== RECORDS TO PROCESS ==
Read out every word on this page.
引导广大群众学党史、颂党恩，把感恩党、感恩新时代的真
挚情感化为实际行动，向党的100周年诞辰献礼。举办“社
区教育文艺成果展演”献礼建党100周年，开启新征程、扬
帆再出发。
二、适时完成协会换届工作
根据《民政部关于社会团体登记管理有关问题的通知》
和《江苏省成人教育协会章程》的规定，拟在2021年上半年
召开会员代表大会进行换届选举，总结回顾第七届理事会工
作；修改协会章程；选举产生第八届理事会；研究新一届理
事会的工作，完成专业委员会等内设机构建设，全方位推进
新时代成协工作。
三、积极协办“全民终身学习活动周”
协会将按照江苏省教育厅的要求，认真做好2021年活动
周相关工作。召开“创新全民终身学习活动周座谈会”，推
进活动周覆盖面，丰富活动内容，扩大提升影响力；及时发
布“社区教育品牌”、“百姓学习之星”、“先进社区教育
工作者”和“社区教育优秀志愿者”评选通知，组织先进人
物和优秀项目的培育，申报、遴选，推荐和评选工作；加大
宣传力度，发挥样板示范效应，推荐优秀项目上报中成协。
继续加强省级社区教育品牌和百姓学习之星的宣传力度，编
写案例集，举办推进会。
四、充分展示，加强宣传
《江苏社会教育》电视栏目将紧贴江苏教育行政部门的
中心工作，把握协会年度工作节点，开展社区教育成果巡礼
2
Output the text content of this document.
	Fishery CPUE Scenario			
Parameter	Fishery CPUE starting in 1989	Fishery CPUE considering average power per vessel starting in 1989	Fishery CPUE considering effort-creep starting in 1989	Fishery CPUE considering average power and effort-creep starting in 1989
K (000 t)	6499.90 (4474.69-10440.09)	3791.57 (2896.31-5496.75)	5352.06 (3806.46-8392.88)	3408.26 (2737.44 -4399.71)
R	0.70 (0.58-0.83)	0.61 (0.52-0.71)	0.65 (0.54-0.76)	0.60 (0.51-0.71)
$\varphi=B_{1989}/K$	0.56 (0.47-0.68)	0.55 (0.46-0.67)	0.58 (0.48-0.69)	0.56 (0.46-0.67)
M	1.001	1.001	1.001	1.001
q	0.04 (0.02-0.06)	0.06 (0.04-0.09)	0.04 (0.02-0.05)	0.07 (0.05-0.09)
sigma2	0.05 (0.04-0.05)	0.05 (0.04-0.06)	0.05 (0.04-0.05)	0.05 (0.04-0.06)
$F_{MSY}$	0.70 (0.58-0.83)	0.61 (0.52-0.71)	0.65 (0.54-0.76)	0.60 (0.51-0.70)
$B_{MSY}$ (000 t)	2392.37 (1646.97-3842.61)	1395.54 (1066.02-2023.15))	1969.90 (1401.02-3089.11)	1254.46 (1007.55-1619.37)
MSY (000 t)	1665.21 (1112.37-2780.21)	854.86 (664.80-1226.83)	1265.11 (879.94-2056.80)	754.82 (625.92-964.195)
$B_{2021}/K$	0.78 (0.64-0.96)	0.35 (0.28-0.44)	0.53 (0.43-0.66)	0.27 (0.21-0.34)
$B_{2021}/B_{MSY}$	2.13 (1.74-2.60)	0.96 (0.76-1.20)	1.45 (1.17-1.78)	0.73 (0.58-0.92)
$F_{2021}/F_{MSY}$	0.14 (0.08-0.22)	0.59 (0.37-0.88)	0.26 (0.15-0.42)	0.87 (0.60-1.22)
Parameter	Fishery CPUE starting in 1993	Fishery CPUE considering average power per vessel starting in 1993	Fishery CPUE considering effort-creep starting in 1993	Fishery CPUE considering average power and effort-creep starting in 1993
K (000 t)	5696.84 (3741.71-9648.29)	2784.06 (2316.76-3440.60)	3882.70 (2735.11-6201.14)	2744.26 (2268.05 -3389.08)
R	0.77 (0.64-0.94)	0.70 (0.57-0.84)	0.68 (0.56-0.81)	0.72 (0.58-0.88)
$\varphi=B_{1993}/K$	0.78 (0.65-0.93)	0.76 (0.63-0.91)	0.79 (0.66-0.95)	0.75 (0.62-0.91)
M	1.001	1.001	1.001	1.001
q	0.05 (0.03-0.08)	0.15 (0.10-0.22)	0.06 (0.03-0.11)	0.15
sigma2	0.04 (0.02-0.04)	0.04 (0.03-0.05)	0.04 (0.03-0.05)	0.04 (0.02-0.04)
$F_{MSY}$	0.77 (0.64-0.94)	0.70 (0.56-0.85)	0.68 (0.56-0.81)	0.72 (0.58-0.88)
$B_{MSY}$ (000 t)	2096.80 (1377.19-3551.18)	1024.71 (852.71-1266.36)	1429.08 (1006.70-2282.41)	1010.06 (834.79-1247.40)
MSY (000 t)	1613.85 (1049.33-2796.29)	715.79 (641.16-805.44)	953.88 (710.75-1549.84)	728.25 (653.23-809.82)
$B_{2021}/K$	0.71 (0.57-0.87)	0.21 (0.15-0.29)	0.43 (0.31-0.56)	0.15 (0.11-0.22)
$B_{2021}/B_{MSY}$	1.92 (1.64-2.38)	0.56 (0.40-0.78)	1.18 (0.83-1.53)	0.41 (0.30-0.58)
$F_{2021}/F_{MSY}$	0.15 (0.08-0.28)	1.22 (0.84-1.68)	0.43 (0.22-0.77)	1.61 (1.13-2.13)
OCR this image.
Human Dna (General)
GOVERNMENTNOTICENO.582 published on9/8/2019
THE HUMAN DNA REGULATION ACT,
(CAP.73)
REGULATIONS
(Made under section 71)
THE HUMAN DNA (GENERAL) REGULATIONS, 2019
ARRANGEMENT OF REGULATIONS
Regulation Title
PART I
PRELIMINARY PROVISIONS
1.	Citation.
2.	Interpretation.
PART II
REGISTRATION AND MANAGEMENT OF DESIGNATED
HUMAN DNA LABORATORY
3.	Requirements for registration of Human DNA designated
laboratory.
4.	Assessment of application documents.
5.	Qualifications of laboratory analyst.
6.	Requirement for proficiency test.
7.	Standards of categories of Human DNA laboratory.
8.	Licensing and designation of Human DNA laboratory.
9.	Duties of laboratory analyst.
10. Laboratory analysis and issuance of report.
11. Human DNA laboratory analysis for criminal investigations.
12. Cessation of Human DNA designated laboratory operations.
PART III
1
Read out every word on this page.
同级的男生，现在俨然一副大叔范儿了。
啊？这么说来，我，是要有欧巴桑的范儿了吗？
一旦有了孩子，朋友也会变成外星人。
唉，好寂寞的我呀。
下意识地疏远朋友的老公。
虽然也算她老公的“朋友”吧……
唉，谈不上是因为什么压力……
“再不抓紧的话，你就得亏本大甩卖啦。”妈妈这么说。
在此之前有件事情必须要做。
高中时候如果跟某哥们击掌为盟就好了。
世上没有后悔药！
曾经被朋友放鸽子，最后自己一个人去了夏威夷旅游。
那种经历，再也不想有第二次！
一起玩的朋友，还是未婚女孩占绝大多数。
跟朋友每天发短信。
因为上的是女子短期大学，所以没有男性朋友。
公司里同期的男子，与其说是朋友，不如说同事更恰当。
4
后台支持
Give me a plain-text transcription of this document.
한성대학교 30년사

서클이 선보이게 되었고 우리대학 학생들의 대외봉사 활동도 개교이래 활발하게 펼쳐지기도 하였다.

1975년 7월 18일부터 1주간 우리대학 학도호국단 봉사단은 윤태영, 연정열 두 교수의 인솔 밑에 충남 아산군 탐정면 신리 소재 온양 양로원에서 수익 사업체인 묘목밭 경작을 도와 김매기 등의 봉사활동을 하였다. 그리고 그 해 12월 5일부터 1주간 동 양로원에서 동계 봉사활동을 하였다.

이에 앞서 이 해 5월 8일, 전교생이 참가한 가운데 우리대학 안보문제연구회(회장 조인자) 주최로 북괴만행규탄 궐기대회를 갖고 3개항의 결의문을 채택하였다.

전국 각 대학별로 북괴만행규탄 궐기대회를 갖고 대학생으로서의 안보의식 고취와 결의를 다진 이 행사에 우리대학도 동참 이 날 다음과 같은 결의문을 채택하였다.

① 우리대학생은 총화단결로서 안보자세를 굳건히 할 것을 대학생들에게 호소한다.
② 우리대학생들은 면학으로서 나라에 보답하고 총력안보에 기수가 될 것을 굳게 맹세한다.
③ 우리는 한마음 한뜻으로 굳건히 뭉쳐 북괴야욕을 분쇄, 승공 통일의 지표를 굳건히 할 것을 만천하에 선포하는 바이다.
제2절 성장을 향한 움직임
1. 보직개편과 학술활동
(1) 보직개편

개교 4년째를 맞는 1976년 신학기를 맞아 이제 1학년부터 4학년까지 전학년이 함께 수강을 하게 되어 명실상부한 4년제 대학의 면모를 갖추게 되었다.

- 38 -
===
**WORK REQUIRED**
All lines above containing the string "Parameter" are to be collected.

**FINAL RESULT**
Parameter	Fishery CPUE starting in 1989	Fishery CPUE considering average power per vessel starting in 1989	Fishery CPUE considering effort-creep starting in 1989	Fishery CPUE considering average power and effort-creep starting in 1989
Parameter	Fishery CPUE starting in 1993	Fishery CPUE considering average power per vessel starting in 1993	Fishery CPUE considering effort-creep starting in 1993	Fishery CPUE considering average power and effort-creep starting in 1993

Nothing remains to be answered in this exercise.